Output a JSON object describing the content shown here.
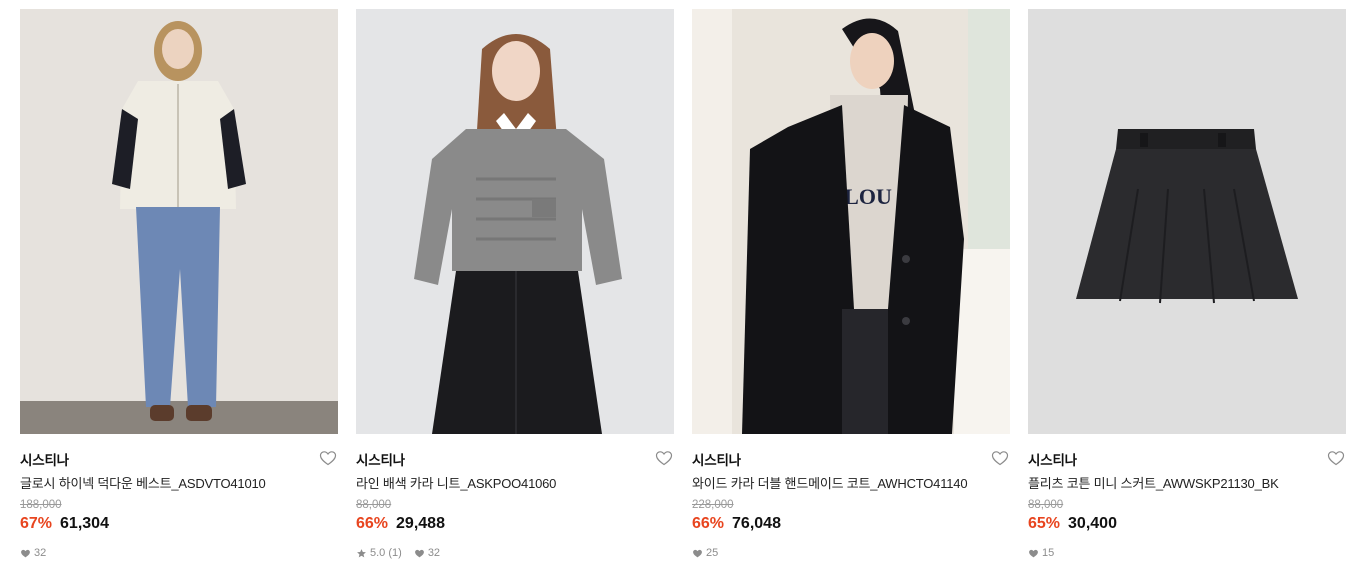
{
  "products": [
    {
      "brand": "시스티나",
      "name": "글로시 하이넥 덕다운 베스트_ASDVTO41010",
      "original_price": "188,000",
      "discount": "67%",
      "price": "61,304",
      "rating": "",
      "review_count": "",
      "likes": "32",
      "image": "model-ivory-puffer-vest-blue-jeans"
    },
    {
      "brand": "시스티나",
      "name": "라인 배색 카라 니트_ASKPOO41060",
      "original_price": "88,000",
      "discount": "66%",
      "price": "29,488",
      "rating": "5.0",
      "review_count": "(1)",
      "likes": "32",
      "image": "model-grey-cable-knit-collar-sweater"
    },
    {
      "brand": "시스티나",
      "name": "와이드 카라 더블 핸드메이드 코트_AWHCTO41140",
      "original_price": "228,000",
      "discount": "66%",
      "price": "76,048",
      "rating": "",
      "review_count": "",
      "likes": "25",
      "image": "model-black-double-coat-hoodie"
    },
    {
      "brand": "시스티나",
      "name": "플리츠 코튼 미니 스커트_AWWSKP21130_BK",
      "original_price": "88,000",
      "discount": "65%",
      "price": "30,400",
      "rating": "",
      "review_count": "",
      "likes": "15",
      "image": "black-pleated-mini-skirt"
    }
  ],
  "colors": {
    "discount": "#e8451f",
    "text": "#111111",
    "muted": "#8c8c8c",
    "strike": "#9a9a9a"
  },
  "icons": {
    "like": "heart-outline-icon",
    "likes_count": "heart-filled-icon",
    "rating": "star-icon"
  }
}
● ● ● ● ●
● **Request**
Which lines hold the word "heart"? Copy all of them.

● **Exercise output**
    "like": "heart-outline-icon",
    "likes_count": "heart-filled-icon",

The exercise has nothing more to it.